• Objective: Single out each line with the word "unusual" and copy it.

• Raw records:

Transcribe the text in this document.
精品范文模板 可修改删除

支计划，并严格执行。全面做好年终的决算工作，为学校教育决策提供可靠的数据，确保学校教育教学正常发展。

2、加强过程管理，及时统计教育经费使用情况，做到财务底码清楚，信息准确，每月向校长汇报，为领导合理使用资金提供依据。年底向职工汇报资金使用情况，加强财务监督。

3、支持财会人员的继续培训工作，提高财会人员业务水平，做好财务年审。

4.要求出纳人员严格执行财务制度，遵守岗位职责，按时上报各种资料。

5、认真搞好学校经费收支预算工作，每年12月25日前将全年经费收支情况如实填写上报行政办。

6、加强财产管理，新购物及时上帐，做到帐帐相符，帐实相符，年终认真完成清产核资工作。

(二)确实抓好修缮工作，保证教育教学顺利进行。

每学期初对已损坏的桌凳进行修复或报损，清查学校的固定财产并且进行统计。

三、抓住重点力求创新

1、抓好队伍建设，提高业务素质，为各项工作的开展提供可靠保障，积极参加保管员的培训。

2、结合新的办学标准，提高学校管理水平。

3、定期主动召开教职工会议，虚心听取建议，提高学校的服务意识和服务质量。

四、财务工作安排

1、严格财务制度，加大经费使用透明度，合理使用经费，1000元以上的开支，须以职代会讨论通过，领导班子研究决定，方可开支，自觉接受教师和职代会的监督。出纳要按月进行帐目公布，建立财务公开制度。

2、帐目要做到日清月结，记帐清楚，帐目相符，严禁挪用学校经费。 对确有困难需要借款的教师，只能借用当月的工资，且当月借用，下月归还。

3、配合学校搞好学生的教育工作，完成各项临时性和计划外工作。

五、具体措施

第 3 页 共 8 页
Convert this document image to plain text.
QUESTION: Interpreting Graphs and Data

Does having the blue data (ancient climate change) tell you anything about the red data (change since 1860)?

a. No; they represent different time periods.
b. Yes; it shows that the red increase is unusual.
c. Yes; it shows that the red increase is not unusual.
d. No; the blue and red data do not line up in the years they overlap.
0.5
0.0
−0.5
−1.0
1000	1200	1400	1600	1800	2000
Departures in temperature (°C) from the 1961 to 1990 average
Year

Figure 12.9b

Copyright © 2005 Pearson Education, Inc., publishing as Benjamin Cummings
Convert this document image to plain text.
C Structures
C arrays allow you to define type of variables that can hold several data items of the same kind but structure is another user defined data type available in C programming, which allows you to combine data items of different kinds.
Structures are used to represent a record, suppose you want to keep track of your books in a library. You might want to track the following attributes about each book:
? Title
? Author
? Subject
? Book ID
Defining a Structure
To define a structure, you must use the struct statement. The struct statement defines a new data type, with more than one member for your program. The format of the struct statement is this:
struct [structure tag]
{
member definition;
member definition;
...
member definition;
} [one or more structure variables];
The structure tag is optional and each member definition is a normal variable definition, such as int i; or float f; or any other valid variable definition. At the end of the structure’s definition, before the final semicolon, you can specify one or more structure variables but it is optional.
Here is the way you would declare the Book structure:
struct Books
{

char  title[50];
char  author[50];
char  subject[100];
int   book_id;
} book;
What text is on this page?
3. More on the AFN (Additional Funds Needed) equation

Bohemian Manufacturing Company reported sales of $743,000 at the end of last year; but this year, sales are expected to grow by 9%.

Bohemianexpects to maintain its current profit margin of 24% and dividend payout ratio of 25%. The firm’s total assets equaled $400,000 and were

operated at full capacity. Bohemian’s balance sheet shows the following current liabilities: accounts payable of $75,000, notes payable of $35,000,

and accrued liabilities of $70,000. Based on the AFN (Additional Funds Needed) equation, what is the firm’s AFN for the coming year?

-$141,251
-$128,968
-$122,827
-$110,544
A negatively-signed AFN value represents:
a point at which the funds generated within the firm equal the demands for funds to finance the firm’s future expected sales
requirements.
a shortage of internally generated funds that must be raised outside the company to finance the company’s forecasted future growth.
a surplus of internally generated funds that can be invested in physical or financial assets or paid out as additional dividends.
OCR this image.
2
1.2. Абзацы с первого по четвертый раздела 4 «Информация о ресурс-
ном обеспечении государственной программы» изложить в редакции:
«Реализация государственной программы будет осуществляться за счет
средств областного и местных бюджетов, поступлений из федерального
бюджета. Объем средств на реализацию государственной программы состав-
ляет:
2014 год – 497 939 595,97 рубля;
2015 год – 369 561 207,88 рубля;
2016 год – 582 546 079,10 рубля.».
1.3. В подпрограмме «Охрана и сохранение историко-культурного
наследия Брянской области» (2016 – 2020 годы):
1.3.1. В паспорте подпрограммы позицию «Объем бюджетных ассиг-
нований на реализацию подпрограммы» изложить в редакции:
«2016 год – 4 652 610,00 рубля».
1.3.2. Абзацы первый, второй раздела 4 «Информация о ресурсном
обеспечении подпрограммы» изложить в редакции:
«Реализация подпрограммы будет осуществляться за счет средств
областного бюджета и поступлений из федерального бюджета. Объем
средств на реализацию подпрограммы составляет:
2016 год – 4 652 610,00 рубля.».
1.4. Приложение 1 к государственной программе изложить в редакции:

• Result of the exercise:
b. Yes; it shows that the red increase is unusual.
c. Yes; it shows that the red increase is not unusual.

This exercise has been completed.